===== Materials provided =====
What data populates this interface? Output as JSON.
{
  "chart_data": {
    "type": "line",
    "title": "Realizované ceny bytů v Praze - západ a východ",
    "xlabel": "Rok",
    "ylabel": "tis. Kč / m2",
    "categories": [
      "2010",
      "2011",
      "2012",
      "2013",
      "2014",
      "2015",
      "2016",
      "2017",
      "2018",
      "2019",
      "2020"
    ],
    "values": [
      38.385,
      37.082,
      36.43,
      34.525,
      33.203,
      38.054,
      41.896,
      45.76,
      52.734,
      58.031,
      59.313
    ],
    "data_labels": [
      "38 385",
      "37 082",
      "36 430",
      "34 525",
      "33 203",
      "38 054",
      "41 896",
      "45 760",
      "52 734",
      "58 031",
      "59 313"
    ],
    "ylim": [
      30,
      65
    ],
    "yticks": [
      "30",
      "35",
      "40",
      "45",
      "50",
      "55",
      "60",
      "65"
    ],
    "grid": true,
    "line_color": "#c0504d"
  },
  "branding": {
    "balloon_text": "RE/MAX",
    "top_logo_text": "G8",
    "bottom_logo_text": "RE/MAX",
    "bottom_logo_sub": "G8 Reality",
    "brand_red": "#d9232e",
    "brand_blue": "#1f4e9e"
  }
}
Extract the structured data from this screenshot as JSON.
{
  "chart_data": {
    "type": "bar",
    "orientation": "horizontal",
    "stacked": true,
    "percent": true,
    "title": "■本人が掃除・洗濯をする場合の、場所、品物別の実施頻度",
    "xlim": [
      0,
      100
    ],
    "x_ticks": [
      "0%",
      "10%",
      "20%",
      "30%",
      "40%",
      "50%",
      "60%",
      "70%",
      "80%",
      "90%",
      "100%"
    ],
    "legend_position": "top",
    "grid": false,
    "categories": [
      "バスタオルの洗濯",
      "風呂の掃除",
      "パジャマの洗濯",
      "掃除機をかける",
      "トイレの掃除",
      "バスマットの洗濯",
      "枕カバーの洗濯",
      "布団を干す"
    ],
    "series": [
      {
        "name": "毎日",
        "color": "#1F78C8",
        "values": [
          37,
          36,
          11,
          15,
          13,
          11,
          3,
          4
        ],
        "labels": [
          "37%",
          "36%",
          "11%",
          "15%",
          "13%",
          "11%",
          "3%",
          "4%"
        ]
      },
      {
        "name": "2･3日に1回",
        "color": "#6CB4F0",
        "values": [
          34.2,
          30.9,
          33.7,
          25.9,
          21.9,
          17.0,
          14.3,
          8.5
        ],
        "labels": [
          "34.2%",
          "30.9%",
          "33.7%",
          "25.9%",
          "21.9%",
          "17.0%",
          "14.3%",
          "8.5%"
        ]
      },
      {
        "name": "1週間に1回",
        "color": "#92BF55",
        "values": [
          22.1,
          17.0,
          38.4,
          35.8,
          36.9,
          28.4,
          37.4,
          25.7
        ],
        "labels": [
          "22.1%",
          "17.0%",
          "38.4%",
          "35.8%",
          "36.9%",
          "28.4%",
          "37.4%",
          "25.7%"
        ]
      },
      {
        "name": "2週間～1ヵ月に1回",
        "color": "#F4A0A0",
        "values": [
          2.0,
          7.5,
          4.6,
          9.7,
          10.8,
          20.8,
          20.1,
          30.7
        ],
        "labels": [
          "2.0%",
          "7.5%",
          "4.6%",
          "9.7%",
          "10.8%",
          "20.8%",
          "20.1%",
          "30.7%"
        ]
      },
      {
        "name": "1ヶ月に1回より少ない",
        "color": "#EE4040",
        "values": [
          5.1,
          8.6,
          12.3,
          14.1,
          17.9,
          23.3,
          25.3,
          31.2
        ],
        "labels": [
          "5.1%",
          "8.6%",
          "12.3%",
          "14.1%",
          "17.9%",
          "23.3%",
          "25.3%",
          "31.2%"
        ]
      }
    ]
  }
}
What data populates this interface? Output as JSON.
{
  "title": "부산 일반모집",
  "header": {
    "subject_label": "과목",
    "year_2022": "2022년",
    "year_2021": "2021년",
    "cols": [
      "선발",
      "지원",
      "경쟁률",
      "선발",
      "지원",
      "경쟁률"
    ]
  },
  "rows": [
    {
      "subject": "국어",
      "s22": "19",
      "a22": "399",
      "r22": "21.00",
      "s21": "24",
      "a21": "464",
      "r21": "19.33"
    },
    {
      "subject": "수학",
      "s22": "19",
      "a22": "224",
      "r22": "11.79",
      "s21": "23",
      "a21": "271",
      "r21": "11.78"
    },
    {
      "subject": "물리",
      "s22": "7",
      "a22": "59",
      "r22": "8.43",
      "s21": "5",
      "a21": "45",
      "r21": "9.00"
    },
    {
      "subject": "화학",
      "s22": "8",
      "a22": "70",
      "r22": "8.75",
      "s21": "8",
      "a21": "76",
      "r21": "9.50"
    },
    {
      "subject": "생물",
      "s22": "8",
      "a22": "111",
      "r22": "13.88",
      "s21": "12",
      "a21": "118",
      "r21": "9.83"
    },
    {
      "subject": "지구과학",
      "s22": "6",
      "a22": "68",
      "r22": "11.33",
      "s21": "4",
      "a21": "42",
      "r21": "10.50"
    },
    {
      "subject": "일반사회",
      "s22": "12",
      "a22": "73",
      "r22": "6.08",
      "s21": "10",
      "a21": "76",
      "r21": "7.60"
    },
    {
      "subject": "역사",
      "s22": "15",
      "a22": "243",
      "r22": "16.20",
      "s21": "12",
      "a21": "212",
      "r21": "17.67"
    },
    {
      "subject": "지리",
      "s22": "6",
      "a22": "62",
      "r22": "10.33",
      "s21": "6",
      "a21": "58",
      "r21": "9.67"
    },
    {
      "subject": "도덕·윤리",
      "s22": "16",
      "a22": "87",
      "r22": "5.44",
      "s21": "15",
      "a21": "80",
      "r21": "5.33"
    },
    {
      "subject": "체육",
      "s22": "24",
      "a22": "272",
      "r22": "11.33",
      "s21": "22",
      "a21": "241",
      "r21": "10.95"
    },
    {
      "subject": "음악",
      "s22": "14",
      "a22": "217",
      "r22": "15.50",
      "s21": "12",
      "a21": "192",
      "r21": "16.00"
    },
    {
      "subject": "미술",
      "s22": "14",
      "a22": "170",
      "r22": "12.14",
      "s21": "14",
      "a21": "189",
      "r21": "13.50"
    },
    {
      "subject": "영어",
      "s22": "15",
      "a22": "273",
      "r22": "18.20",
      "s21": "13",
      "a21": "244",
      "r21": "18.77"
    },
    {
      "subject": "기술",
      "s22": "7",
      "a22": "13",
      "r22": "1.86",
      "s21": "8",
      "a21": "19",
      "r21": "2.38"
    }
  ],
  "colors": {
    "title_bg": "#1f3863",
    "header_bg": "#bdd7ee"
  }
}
=====
- **What is required**: Return the listing above in full, character for character.

- **Answer in full**:
What data populates this interface? Output as JSON.
{
  "chart_data": {
    "type": "line",
    "title": "Realizované ceny bytů v Praze - západ a východ",
    "xlabel": "Rok",
    "ylabel": "tis. Kč / m2",
    "categories": [
      "2010",
      "2011",
      "2012",
      "2013",
      "2014",
      "2015",
      "2016",
      "2017",
      "2018",
      "2019",
      "2020"
    ],
    "values": [
      38.385,
      37.082,
      36.43,
      34.525,
      33.203,
      38.054,
      41.896,
      45.76,
      52.734,
      58.031,
      59.313
    ],
    "data_labels": [
      "38 385",
      "37 082",
      "36 430",
      "34 525",
      "33 203",
      "38 054",
      "41 896",
      "45 760",
      "52 734",
      "58 031",
      "59 313"
    ],
    "ylim": [
      30,
      65
    ],
    "yticks": [
      "30",
      "35",
      "40",
      "45",
      "50",
      "55",
      "60",
      "65"
    ],
    "grid": true,
    "line_color": "#c0504d"
  },
  "branding": {
    "balloon_text": "RE/MAX",
    "top_logo_text": "G8",
    "bottom_logo_text": "RE/MAX",
    "bottom_logo_sub": "G8 Reality",
    "brand_red": "#d9232e",
    "brand_blue": "#1f4e9e"
  }
}
Extract the structured data from this screenshot as JSON.
{
  "chart_data": {
    "type": "bar",
    "orientation": "horizontal",
    "stacked": true,
    "percent": true,
    "title": "■本人が掃除・洗濯をする場合の、場所、品物別の実施頻度",
    "xlim": [
      0,
      100
    ],
    "x_ticks": [
      "0%",
      "10%",
      "20%",
      "30%",
      "40%",
      "50%",
      "60%",
      "70%",
      "80%",
      "90%",
      "100%"
    ],
    "legend_position": "top",
    "grid": false,
    "categories": [
      "バスタオルの洗濯",
      "風呂の掃除",
      "パジャマの洗濯",
      "掃除機をかける",
      "トイレの掃除",
      "バスマットの洗濯",
      "枕カバーの洗濯",
      "布団を干す"
    ],
    "series": [
      {
        "name": "毎日",
        "color": "#1F78C8",
        "values": [
          37,
          36,
          11,
          15,
          13,
          11,
          3,
          4
        ],
        "labels": [
          "37%",
          "36%",
          "11%",
          "15%",
          "13%",
          "11%",
          "3%",
          "4%"
        ]
      },
      {
        "name": "2･3日に1回",
        "color": "#6CB4F0",
        "values": [
          34.2,
          30.9,
          33.7,
          25.9,
          21.9,
          17.0,
          14.3,
          8.5
        ],
        "labels": [
          "34.2%",
          "30.9%",
          "33.7%",
          "25.9%",
          "21.9%",
          "17.0%",
          "14.3%",
          "8.5%"
        ]
      },
      {
        "name": "1週間に1回",
        "color": "#92BF55",
        "values": [
          22.1,
          17.0,
          38.4,
          35.8,
          36.9,
          28.4,
          37.4,
          25.7
        ],
        "labels": [
          "22.1%",
          "17.0%",
          "38.4%",
          "35.8%",
          "36.9%",
          "28.4%",
          "37.4%",
          "25.7%"
        ]
      },
      {
        "name": "2週間～1ヵ月に1回",
        "color": "#F4A0A0",
        "values": [
          2.0,
          7.5,
          4.6,
          9.7,
          10.8,
          20.8,
          20.1,
          30.7
        ],
        "labels": [
          "2.0%",
          "7.5%",
          "4.6%",
          "9.7%",
          "10.8%",
          "20.8%",
          "20.1%",
          "30.7%"
        ]
      },
      {
        "name": "1ヶ月に1回より少ない",
        "color": "#EE4040",
        "values": [
          5.1,
          8.6,
          12.3,
          14.1,
          17.9,
          23.3,
          25.3,
          31.2
        ],
        "labels": [
          "5.1%",
          "8.6%",
          "12.3%",
          "14.1%",
          "17.9%",
          "23.3%",
          "25.3%",
          "31.2%"
        ]
      }
    ]
  }
}
What data populates this interface? Output as JSON.
{
  "title": "부산 일반모집",
  "header": {
    "subject_label": "과목",
    "year_2022": "2022년",
    "year_2021": "2021년",
    "cols": [
      "선발",
      "지원",
      "경쟁률",
      "선발",
      "지원",
      "경쟁률"
    ]
  },
  "rows": [
    {
      "subject": "국어",
      "s22": "19",
      "a22": "399",
      "r22": "21.00",
      "s21": "24",
      "a21": "464",
      "r21": "19.33"
    },
    {
      "subject": "수학",
      "s22": "19",
      "a22": "224",
      "r22": "11.79",
      "s21": "23",
      "a21": "271",
      "r21": "11.78"
    },
    {
      "subject": "물리",
      "s22": "7",
      "a22": "59",
      "r22": "8.43",
      "s21": "5",
      "a21": "45",
      "r21": "9.00"
    },
    {
      "subject": "화학",
      "s22": "8",
      "a22": "70",
      "r22": "8.75",
      "s21": "8",
      "a21": "76",
      "r21": "9.50"
    },
    {
      "subject": "생물",
      "s22": "8",
      "a22": "111",
      "r22": "13.88",
      "s21": "12",
      "a21": "118",
      "r21": "9.83"
    },
    {
      "subject": "지구과학",
      "s22": "6",
      "a22": "68",
      "r22": "11.33",
      "s21": "4",
      "a21": "42",
      "r21": "10.50"
    },
    {
      "subject": "일반사회",
      "s22": "12",
      "a22": "73",
      "r22": "6.08",
      "s21": "10",
      "a21": "76",
      "r21": "7.60"
    },
    {
      "subject": "역사",
      "s22": "15",
      "a22": "243",
      "r22": "16.20",
      "s21": "12",
      "a21": "212",
      "r21": "17.67"
    },
    {
      "subject": "지리",
      "s22": "6",
      "a22": "62",
      "r22": "10.33",
      "s21": "6",
      "a21": "58",
      "r21": "9.67"
    },
    {
      "subject": "도덕·윤리",
      "s22": "16",
      "a22": "87",
      "r22": "5.44",
      "s21": "15",
      "a21": "80",
      "r21": "5.33"
    },
    {
      "subject": "체육",
      "s22": "24",
      "a22": "272",
      "r22": "11.33",
      "s21": "22",
      "a21": "241",
      "r21": "10.95"
    },
    {
      "subject": "음악",
      "s22": "14",
      "a22": "217",
      "r22": "15.50",
      "s21": "12",
      "a21": "192",
      "r21": "16.00"
    },
    {
      "subject": "미술",
      "s22": "14",
      "a22": "170",
      "r22": "12.14",
      "s21": "14",
      "a21": "189",
      "r21": "13.50"
    },
    {
      "subject": "영어",
      "s22": "15",
      "a22": "273",
      "r22": "18.20",
      "s21": "13",
      "a21": "244",
      "r21": "18.77"
    },
    {
      "subject": "기술",
      "s22": "7",
      "a22": "13",
      "r22": "1.86",
      "s21": "8",
      "a21": "19",
      "r21": "2.38"
    }
  ],
  "colors": {
    "title_bg": "#1f3863",
    "header_bg": "#bdd7ee"
  }
}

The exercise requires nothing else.